-- START Exercise material --
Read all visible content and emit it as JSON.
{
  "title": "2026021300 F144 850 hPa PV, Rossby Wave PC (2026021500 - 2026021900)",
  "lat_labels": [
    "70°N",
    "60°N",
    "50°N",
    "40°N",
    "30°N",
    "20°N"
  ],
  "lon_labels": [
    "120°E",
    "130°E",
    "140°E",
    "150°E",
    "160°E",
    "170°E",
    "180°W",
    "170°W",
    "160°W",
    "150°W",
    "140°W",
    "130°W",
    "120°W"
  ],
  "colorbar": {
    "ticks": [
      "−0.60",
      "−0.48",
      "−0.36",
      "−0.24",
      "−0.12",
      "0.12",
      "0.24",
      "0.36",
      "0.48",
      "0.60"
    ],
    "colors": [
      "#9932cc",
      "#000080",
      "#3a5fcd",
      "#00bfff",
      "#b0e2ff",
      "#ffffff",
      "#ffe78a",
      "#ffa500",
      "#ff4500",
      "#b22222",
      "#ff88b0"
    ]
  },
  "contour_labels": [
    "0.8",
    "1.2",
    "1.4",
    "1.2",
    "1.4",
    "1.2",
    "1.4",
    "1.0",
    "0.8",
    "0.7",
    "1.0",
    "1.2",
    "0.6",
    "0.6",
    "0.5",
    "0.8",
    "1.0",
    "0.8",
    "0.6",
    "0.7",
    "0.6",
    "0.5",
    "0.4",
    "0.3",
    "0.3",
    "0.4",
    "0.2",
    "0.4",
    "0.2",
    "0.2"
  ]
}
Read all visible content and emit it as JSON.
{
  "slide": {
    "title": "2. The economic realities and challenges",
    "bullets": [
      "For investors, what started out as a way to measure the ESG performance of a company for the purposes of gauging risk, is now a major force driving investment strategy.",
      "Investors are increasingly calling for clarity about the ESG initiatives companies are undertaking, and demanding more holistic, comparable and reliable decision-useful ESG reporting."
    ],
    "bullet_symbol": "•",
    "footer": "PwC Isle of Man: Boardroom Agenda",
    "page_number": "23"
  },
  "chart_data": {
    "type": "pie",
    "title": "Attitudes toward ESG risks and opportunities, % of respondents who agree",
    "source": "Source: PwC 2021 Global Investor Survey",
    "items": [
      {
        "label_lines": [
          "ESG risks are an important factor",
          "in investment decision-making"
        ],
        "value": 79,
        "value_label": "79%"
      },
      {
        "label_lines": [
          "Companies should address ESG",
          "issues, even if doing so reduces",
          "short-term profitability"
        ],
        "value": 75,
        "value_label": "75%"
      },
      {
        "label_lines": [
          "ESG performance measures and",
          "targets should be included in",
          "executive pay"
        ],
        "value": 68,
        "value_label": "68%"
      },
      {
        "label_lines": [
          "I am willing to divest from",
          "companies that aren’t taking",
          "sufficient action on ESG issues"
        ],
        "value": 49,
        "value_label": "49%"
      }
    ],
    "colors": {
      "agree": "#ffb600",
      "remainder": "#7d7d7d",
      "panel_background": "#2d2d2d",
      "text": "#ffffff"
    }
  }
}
-- END Exercise material --
### Set exercise
Nothing may be left out: return each entry exactly as it reads.

### Response to the task
Read all visible content and emit it as JSON.
{
  "title": "2026021300 F144 850 hPa PV, Rossby Wave PC (2026021500 - 2026021900)",
  "lat_labels": [
    "70°N",
    "60°N",
    "50°N",
    "40°N",
    "30°N",
    "20°N"
  ],
  "lon_labels": [
    "120°E",
    "130°E",
    "140°E",
    "150°E",
    "160°E",
    "170°E",
    "180°W",
    "170°W",
    "160°W",
    "150°W",
    "140°W",
    "130°W",
    "120°W"
  ],
  "colorbar": {
    "ticks": [
      "−0.60",
      "−0.48",
      "−0.36",
      "−0.24",
      "−0.12",
      "0.12",
      "0.24",
      "0.36",
      "0.48",
      "0.60"
    ],
    "colors": [
      "#9932cc",
      "#000080",
      "#3a5fcd",
      "#00bfff",
      "#b0e2ff",
      "#ffffff",
      "#ffe78a",
      "#ffa500",
      "#ff4500",
      "#b22222",
      "#ff88b0"
    ]
  },
  "contour_labels": [
    "0.8",
    "1.2",
    "1.4",
    "1.2",
    "1.4",
    "1.2",
    "1.4",
    "1.0",
    "0.8",
    "0.7",
    "1.0",
    "1.2",
    "0.6",
    "0.6",
    "0.5",
    "0.8",
    "1.0",
    "0.8",
    "0.6",
    "0.7",
    "0.6",
    "0.5",
    "0.4",
    "0.3",
    "0.3",
    "0.4",
    "0.2",
    "0.4",
    "0.2",
    "0.2"
  ]
}
Read all visible content and emit it as JSON.
{
  "slide": {
    "title": "2. The economic realities and challenges",
    "bullets": [
      "For investors, what started out as a way to measure the ESG performance of a company for the purposes of gauging risk, is now a major force driving investment strategy.",
      "Investors are increasingly calling for clarity about the ESG initiatives companies are undertaking, and demanding more holistic, comparable and reliable decision-useful ESG reporting."
    ],
    "bullet_symbol": "•",
    "footer": "PwC Isle of Man: Boardroom Agenda",
    "page_number": "23"
  },
  "chart_data": {
    "type": "pie",
    "title": "Attitudes toward ESG risks and opportunities, % of respondents who agree",
    "source": "Source: PwC 2021 Global Investor Survey",
    "items": [
      {
        "label_lines": [
          "ESG risks are an important factor",
          "in investment decision-making"
        ],
        "value": 79,
        "value_label": "79%"
      },
      {
        "label_lines": [
          "Companies should address ESG",
          "issues, even if doing so reduces",
          "short-term profitability"
        ],
        "value": 75,
        "value_label": "75%"
      },
      {
        "label_lines": [
          "ESG performance measures and",
          "targets should be included in",
          "executive pay"
        ],
        "value": 68,
        "value_label": "68%"
      },
      {
        "label_lines": [
          "I am willing to divest from",
          "companies that aren’t taking",
          "sufficient action on ESG issues"
        ],
        "value": 49,
        "value_label": "49%"
      }
    ],
    "colors": {
      "agree": "#ffb600",
      "remainder": "#7d7d7d",
      "panel_background": "#2d2d2d",
      "text": "#ffffff"
    }
  }
}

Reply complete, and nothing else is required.